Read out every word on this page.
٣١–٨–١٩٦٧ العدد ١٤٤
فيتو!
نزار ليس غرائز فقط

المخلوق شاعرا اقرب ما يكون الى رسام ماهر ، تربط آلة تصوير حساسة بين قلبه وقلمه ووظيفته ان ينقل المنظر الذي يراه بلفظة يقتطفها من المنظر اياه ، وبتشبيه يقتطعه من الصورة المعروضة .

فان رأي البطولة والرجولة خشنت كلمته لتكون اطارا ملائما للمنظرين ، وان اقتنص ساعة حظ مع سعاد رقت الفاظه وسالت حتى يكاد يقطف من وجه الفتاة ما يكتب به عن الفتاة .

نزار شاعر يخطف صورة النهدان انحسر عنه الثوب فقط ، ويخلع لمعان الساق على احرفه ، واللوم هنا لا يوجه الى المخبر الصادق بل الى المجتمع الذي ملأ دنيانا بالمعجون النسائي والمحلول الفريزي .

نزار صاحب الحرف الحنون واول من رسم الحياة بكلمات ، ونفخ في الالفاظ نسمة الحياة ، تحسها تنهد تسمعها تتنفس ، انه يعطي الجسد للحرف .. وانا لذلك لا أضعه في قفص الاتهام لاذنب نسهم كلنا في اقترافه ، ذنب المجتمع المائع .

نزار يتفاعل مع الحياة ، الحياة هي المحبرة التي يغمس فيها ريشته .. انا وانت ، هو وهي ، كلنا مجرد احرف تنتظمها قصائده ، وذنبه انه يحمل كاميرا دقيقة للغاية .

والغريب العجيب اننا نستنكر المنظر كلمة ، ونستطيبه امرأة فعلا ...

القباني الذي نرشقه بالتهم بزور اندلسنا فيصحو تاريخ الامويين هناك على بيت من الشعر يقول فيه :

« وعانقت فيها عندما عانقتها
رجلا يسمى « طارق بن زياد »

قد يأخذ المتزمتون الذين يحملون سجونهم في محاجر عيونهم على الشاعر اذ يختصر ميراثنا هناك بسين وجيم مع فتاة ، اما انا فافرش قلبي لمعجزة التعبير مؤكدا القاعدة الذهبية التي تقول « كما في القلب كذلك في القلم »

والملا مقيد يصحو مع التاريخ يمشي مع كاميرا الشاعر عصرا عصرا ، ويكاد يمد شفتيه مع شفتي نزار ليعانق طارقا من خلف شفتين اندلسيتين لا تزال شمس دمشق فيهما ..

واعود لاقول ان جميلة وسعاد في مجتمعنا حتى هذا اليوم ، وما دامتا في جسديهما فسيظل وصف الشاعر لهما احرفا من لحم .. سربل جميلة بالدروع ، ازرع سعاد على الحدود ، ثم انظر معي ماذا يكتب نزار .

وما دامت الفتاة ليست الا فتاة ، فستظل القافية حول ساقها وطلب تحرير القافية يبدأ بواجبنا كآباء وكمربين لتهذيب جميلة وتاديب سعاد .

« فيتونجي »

________________

Task requirements: Copy each line of the listing that holds the word "نزار".

Correct answer:
نزار ليس غرائز فقط
نزار شاعر يخطف صورة النهدان انحسر عنه الثوب فقط ، ويخلع لمعان الساق على احرفه ، واللوم هنا لا يوجه الى المخبر الصادق بل الى المجتمع الذي ملأ دنيانا بالمعجون النسائي والمحلول الفريزي .
نزار صاحب الحرف الحنون واول من رسم الحياة بكلمات ، ونفخ في الالفاظ نسمة الحياة ، تحسها تنهد تسمعها تتنفس ، انه يعطي الجسد للحرف .. وانا لذلك لا أضعه في قفص الاتهام لاذنب نسهم كلنا في اقترافه ، ذنب المجتمع المائع .
نزار يتفاعل مع الحياة ، الحياة هي المحبرة التي يغمس فيها ريشته .. انا وانت ، هو وهي ، كلنا مجرد احرف تنتظمها قصائده ، وذنبه انه يحمل كاميرا دقيقة للغاية .
والملا مقيد يصحو مع التاريخ يمشي مع كاميرا الشاعر عصرا عصرا ، ويكاد يمد شفتيه مع شفتي نزار ليعانق طارقا من خلف شفتين اندلسيتين لا تزال شمس دمشق فيهما ..
واعود لاقول ان جميلة وسعاد في مجتمعنا حتى هذا اليوم ، وما دامتا في جسديهما فسيظل وصف الشاعر لهما احرفا من لحم .. سربل جميلة بالدروع ، ازرع سعاد على الحدود ، ثم انظر معي ماذا يكتب نزار .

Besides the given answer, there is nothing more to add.